(Stored entries)

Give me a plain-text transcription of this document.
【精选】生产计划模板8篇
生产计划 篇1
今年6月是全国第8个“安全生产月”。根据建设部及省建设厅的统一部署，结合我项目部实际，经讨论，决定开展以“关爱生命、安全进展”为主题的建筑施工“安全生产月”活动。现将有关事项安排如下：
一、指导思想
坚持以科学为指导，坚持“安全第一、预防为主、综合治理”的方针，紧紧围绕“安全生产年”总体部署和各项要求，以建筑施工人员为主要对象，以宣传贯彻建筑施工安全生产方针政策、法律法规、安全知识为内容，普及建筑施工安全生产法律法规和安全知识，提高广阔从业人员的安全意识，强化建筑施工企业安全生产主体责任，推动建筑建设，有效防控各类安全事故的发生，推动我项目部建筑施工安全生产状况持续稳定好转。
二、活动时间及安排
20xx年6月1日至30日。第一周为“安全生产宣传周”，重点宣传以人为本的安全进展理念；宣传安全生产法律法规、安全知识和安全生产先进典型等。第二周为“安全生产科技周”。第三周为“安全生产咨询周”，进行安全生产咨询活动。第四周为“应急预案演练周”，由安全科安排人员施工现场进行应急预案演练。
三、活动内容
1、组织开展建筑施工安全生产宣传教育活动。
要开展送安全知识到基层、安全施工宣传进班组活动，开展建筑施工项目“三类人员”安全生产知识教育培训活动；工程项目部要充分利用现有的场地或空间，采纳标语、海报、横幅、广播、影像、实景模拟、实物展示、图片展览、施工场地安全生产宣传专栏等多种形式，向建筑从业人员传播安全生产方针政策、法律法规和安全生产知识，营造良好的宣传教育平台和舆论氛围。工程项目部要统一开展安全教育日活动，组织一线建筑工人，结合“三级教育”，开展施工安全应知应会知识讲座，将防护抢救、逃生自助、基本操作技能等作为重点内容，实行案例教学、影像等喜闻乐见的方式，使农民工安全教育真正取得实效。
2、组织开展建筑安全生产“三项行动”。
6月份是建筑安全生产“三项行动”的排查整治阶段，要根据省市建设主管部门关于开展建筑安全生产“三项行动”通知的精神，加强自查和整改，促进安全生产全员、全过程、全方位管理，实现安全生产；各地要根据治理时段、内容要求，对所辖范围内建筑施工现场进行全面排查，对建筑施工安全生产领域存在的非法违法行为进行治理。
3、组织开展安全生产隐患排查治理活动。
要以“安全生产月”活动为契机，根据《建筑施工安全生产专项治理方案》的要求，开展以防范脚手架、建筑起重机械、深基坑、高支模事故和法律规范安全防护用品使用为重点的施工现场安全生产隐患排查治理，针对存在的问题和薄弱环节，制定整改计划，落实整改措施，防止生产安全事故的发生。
--
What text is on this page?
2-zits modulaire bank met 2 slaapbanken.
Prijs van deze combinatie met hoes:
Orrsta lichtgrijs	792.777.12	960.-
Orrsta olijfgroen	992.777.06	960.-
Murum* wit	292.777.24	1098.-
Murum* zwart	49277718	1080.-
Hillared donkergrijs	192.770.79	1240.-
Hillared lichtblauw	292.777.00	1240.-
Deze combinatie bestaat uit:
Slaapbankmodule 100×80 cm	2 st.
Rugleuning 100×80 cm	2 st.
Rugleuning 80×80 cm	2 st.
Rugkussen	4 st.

#### WHAT THE TASK REQUIRES:
Search the data for the string "三项行动" and copy each line where it appears.

#### OUTPUT OF THE TASK:
2、组织开展建筑安全生产“三项行动”。
6月份是建筑安全生产“三项行动”的排查整治阶段，要根据省市建设主管部门关于开展建筑安全生产“三项行动”通知的精神，加强自查和整改，促进安全生产全员、全过程、全方位管理，实现安全生产；各地要根据治理时段、内容要求，对所辖范围内建筑施工现场进行全面排查，对建筑施工安全生产领域存在的非法违法行为进行治理。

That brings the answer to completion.